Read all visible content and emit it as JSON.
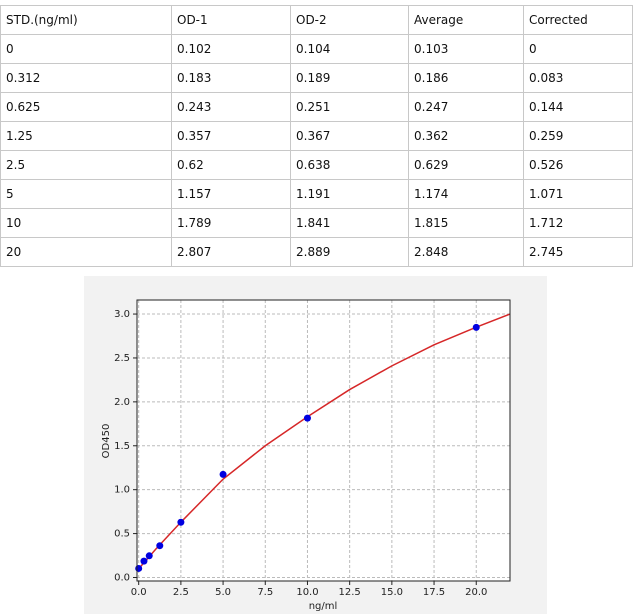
{
  "table": {
    "header": [
      "STD.(ng/ml)",
      "OD-1",
      "OD-2",
      "Average",
      "Corrected"
    ],
    "rows": [
      [
        "0",
        "0.102",
        "0.104",
        "0.103",
        "0"
      ],
      [
        "0.312",
        "0.183",
        "0.189",
        "0.186",
        "0.083"
      ],
      [
        "0.625",
        "0.243",
        "0.251",
        "0.247",
        "0.144"
      ],
      [
        "1.25",
        "0.357",
        "0.367",
        "0.362",
        "0.259"
      ],
      [
        "2.5",
        "0.62",
        "0.638",
        "0.629",
        "0.526"
      ],
      [
        "5",
        "1.157",
        "1.191",
        "1.174",
        "1.071"
      ],
      [
        "10",
        "1.789",
        "1.841",
        "1.815",
        "1.712"
      ],
      [
        "20",
        "2.807",
        "2.889",
        "2.848",
        "2.745"
      ]
    ]
  },
  "chart_data": {
    "type": "scatter",
    "x_label": "ng/ml",
    "y_label": "OD450",
    "xlim": [
      -0.1,
      22
    ],
    "ylim": [
      -0.04,
      3.16
    ],
    "xticks": [
      {
        "value": 0,
        "label": "0.0"
      },
      {
        "value": 2.5,
        "label": "2.5"
      },
      {
        "value": 5,
        "label": "5.0"
      },
      {
        "value": 7.5,
        "label": "7.5"
      },
      {
        "value": 10,
        "label": "10.0"
      },
      {
        "value": 12.5,
        "label": "12.5"
      },
      {
        "value": 15,
        "label": "15.0"
      },
      {
        "value": 17.5,
        "label": "17.5"
      },
      {
        "value": 20,
        "label": "20.0"
      }
    ],
    "yticks": [
      {
        "value": 0,
        "label": "0.0"
      },
      {
        "value": 0.5,
        "label": "0.5"
      },
      {
        "value": 1,
        "label": "1.0"
      },
      {
        "value": 1.5,
        "label": "1.5"
      },
      {
        "value": 2,
        "label": "2.0"
      },
      {
        "value": 2.5,
        "label": "2.5"
      },
      {
        "value": 3,
        "label": "3.0"
      }
    ],
    "grid": true,
    "series": [
      {
        "type": "scatter",
        "color": "#0000e0",
        "x": [
          0,
          0.312,
          0.625,
          1.25,
          2.5,
          5,
          10,
          20
        ],
        "values": [
          0.103,
          0.186,
          0.247,
          0.362,
          0.629,
          1.174,
          1.815,
          2.848
        ]
      },
      {
        "type": "line",
        "color": "#d62728",
        "x": [
          0,
          1,
          2.5,
          5,
          7.5,
          10,
          12.5,
          15,
          17.5,
          20,
          22
        ],
        "values": [
          0.1,
          0.32,
          0.63,
          1.12,
          1.5,
          1.83,
          2.14,
          2.41,
          2.65,
          2.85,
          3.0
        ]
      }
    ]
  }
}
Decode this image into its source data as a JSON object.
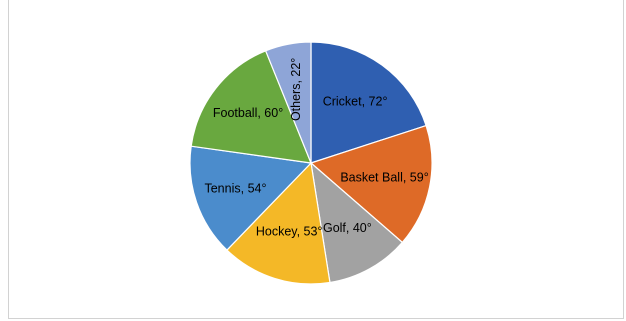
{
  "chart_data": {
    "type": "pie",
    "title": "",
    "unit": "°",
    "slices": [
      {
        "label": "Cricket",
        "value": 72,
        "color": "#2f5fb1"
      },
      {
        "label": "Basket Ball",
        "value": 59,
        "color": "#de6a27"
      },
      {
        "label": "Golf",
        "value": 40,
        "color": "#a2a2a2"
      },
      {
        "label": "Hockey",
        "value": 53,
        "color": "#f4b827"
      },
      {
        "label": "Tennis",
        "value": 54,
        "color": "#4b8ccc"
      },
      {
        "label": "Football",
        "value": 60,
        "color": "#69a83f"
      },
      {
        "label": "Others",
        "value": 22,
        "color": "#8ea5d7"
      }
    ],
    "labels": [
      "Cricket, 72°",
      "Basket Ball, 59°",
      "Golf, 40°",
      "Hockey, 53°",
      "Tennis, 54°",
      "Football, 60°",
      "Others, 22°"
    ],
    "legend": "none"
  }
}
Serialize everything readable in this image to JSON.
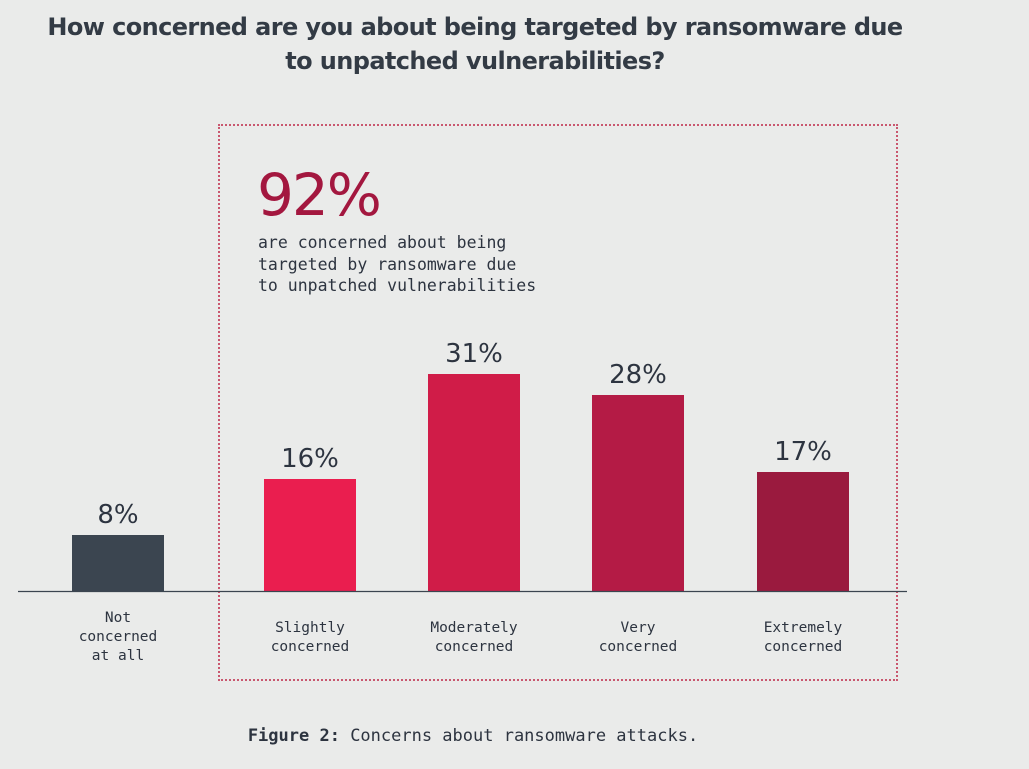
{
  "title": "How concerned are you about being targeted by ransomware due to unpatched vulnerabilities?",
  "highlight": {
    "stat": "92%",
    "description": "are concerned about being\ntargeted by ransomware due\nto unpatched vulnerabilities"
  },
  "caption": {
    "label": "Figure 2:",
    "text": "Concerns about ransomware attacks."
  },
  "chart_data": {
    "type": "bar",
    "categories": [
      "Not concerned at all",
      "Slightly concerned",
      "Moderately concerned",
      "Very concerned",
      "Extremely concerned"
    ],
    "category_lines": [
      [
        "Not",
        "concerned",
        "at all"
      ],
      [
        "Slightly",
        "concerned"
      ],
      [
        "Moderately",
        "concerned"
      ],
      [
        "Very",
        "concerned"
      ],
      [
        "Extremely",
        "concerned"
      ]
    ],
    "values": [
      8,
      16,
      31,
      28,
      17
    ],
    "value_labels": [
      "8%",
      "16%",
      "31%",
      "28%",
      "17%"
    ],
    "colors": [
      "#3b4550",
      "#ea1e4f",
      "#d01c48",
      "#b41b45",
      "#9a1a3e"
    ],
    "ylim": [
      0,
      31
    ],
    "grid": false,
    "legend": "none"
  }
}
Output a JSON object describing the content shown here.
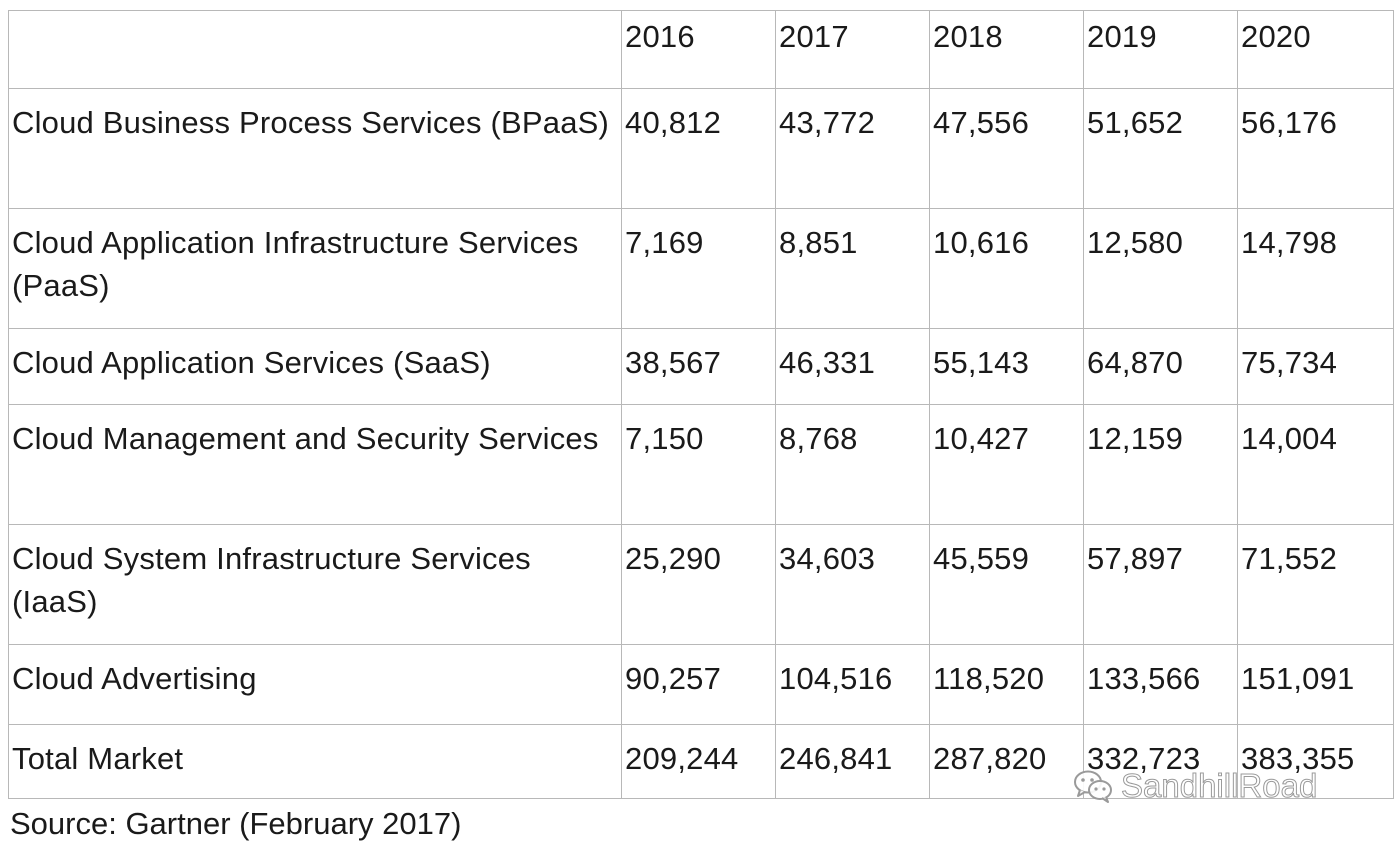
{
  "table": {
    "header": [
      "",
      "2016",
      "2017",
      "2018",
      "2019",
      "2020"
    ],
    "rows": [
      {
        "label": "Cloud Business Process Services (BPaaS)",
        "values": [
          "40,812",
          "43,772",
          "47,556",
          "51,652",
          "56,176"
        ]
      },
      {
        "label": "Cloud Application Infrastructure Services (PaaS)",
        "values": [
          "7,169",
          "8,851",
          "10,616",
          "12,580",
          "14,798"
        ]
      },
      {
        "label": "Cloud Application Services (SaaS)",
        "values": [
          "38,567",
          "46,331",
          "55,143",
          "64,870",
          "75,734"
        ]
      },
      {
        "label": "Cloud Management and Security Services",
        "values": [
          "7,150",
          "8,768",
          "10,427",
          "12,159",
          "14,004"
        ]
      },
      {
        "label": "Cloud System Infrastructure Services (IaaS)",
        "values": [
          "25,290",
          "34,603",
          "45,559",
          "57,897",
          "71,552"
        ]
      },
      {
        "label": "Cloud Advertising",
        "values": [
          "90,257",
          "104,516",
          "118,520",
          "133,566",
          "151,091"
        ]
      },
      {
        "label": "Total Market",
        "values": [
          "209,244",
          "246,841",
          "287,820",
          "332,723",
          "383,355"
        ]
      }
    ]
  },
  "source": "Source: Gartner (February 2017)",
  "watermark": {
    "text": "SandhillRoad",
    "icon": "wechat-icon"
  }
}
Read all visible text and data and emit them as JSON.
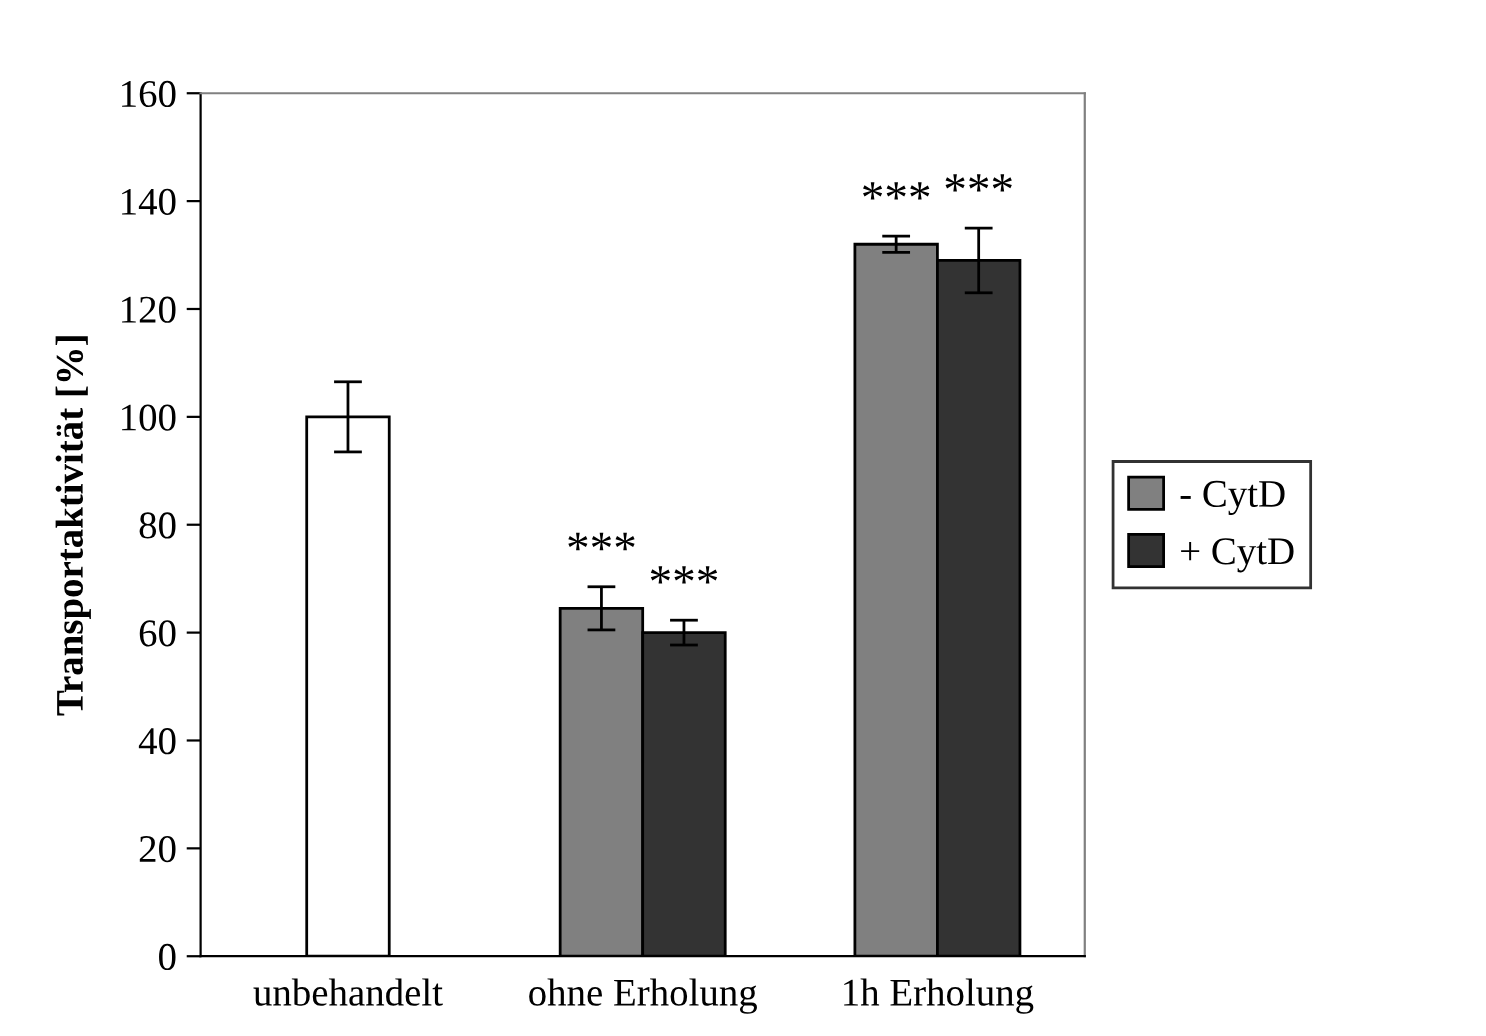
━━━
Required task — Only the number is needed here: how many lines of the records contain "content"?

Response to this task — 2